• Aim: Filter the entries that follow, copying every line in which the word "топлива" appears.

(Data listing)

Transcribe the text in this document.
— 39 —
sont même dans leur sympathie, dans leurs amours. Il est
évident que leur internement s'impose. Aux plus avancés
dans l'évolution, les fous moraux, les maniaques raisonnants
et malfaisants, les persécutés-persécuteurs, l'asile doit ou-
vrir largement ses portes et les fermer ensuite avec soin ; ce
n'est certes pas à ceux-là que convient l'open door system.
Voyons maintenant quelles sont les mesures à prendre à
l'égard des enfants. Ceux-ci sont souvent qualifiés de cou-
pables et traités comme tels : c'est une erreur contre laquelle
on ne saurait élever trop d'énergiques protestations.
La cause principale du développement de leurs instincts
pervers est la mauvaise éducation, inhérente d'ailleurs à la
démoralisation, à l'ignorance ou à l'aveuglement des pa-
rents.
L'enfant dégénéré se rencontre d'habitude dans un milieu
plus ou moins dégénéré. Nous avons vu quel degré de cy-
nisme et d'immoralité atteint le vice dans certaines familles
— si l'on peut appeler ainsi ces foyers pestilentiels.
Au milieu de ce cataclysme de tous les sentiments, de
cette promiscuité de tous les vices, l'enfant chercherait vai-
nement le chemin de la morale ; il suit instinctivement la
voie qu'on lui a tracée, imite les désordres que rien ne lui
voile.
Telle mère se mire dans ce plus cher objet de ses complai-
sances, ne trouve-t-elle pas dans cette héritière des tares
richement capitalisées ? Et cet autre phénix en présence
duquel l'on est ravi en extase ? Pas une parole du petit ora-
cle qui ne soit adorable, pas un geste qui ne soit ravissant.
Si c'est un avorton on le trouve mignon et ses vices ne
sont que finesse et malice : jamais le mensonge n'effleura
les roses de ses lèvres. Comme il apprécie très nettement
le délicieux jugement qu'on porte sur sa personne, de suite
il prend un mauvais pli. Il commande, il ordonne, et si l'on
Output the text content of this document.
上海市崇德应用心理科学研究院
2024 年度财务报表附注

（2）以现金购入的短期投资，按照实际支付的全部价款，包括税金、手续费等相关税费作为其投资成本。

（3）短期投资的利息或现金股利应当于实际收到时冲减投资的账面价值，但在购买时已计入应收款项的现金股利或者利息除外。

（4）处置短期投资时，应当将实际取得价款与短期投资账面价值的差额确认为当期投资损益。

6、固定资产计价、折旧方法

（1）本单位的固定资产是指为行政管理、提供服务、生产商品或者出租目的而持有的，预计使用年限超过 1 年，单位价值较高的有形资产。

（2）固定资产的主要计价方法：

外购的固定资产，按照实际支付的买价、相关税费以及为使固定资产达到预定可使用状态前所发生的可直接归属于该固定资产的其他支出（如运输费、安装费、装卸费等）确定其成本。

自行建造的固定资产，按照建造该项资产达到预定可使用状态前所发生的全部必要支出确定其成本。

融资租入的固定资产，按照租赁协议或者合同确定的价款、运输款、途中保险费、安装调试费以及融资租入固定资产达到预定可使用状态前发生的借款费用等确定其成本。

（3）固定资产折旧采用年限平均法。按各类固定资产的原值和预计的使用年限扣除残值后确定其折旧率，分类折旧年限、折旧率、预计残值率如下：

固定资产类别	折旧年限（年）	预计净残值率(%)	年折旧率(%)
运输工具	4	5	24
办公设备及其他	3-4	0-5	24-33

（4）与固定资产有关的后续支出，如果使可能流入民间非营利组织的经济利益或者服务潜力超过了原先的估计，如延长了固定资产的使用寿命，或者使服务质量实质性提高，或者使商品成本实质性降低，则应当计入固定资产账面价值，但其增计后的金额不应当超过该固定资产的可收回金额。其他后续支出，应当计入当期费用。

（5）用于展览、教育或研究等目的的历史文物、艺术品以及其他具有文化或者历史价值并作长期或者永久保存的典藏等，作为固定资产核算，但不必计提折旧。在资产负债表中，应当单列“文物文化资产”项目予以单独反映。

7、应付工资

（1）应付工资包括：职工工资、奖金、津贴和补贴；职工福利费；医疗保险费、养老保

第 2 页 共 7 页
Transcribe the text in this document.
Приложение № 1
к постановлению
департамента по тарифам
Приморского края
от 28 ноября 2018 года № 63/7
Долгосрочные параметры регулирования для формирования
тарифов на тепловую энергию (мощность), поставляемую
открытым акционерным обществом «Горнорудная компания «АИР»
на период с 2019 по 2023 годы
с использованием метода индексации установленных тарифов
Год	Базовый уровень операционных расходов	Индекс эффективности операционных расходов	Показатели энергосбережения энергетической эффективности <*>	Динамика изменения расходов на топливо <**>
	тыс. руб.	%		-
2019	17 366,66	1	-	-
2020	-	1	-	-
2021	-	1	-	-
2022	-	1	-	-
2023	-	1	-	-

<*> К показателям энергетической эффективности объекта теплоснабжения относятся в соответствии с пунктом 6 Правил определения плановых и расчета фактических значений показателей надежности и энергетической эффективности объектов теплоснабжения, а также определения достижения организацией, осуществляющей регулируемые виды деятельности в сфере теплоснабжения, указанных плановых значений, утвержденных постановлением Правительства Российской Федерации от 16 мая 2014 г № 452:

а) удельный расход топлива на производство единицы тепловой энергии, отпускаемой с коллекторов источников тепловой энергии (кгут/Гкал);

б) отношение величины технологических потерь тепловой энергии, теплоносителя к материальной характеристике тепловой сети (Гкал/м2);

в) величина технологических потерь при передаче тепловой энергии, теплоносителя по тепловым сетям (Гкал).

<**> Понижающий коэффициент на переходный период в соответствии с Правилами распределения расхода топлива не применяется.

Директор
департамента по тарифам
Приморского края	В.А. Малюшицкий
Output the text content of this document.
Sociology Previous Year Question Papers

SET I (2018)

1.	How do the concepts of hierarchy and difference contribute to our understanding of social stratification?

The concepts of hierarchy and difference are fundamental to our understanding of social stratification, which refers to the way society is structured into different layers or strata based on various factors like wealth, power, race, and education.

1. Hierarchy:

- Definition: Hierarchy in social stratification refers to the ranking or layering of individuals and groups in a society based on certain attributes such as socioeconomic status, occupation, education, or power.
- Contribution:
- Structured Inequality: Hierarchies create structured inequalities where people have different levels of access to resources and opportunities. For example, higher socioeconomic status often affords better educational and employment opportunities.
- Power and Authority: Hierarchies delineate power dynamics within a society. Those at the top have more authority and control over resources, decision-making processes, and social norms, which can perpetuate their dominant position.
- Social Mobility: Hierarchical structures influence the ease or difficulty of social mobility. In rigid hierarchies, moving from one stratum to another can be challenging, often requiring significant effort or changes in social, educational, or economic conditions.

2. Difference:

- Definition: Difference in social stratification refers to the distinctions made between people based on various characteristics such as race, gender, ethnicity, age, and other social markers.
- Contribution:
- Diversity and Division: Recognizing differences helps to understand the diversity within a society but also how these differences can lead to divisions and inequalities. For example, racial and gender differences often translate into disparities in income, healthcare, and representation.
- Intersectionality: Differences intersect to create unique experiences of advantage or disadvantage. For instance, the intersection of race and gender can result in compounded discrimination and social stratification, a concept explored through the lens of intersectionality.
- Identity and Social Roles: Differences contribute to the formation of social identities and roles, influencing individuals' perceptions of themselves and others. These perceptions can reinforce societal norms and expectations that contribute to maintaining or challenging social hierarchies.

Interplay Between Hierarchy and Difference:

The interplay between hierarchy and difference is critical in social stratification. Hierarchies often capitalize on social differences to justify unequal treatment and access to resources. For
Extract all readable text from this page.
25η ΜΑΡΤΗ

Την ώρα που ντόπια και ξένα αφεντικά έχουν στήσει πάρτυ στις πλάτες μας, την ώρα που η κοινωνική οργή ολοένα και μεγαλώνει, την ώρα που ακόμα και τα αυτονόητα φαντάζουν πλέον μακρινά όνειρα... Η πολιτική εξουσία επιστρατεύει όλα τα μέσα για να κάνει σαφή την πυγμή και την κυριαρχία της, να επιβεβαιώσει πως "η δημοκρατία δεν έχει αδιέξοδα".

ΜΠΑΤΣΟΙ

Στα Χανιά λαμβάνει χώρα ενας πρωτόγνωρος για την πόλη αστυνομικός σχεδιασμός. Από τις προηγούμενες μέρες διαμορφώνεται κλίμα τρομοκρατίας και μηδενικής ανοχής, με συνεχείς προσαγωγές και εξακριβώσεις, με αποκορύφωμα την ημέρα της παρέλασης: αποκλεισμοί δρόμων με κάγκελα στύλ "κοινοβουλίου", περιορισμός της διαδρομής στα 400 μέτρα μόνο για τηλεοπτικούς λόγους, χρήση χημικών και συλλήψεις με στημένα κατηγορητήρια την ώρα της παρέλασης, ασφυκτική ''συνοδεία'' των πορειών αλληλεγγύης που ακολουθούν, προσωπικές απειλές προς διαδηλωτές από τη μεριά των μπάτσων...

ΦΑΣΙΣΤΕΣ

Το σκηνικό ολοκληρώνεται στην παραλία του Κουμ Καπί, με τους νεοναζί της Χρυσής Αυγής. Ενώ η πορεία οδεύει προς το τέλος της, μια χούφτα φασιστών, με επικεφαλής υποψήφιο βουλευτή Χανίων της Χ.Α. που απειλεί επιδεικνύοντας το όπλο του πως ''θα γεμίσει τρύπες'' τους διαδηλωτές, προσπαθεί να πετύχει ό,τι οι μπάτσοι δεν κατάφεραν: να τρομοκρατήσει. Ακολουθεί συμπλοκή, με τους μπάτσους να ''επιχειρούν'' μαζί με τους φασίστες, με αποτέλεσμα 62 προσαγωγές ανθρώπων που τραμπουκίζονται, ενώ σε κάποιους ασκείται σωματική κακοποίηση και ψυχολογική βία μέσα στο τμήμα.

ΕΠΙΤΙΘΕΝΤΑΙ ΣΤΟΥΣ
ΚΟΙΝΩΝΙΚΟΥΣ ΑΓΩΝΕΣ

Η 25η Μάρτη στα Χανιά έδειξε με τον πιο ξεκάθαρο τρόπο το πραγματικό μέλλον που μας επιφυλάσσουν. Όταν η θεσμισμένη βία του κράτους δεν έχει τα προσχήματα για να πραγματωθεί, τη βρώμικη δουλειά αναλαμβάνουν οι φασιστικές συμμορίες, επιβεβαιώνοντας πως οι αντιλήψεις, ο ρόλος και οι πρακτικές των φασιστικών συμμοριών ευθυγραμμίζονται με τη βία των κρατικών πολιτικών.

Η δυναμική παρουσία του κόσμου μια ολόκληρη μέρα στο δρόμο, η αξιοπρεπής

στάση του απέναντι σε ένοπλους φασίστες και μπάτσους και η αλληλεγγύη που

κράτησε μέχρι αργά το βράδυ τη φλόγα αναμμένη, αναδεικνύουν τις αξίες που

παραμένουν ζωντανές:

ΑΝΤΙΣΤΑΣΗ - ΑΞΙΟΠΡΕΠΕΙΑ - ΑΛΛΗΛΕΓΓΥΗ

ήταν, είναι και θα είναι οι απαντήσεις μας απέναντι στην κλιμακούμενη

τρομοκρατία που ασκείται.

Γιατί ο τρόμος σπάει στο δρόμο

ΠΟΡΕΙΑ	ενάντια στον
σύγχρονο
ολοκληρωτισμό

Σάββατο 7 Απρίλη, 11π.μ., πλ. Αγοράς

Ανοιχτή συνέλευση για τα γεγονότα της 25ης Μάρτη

• Response:
а) удельный расход топлива на производство единицы тепловой энергии, отпускаемой с коллекторов источников тепловой энергии (кгут/Гкал);
<**> Понижающий коэффициент на переходный период в соответствии с Правилами распределения расхода топлива не применяется.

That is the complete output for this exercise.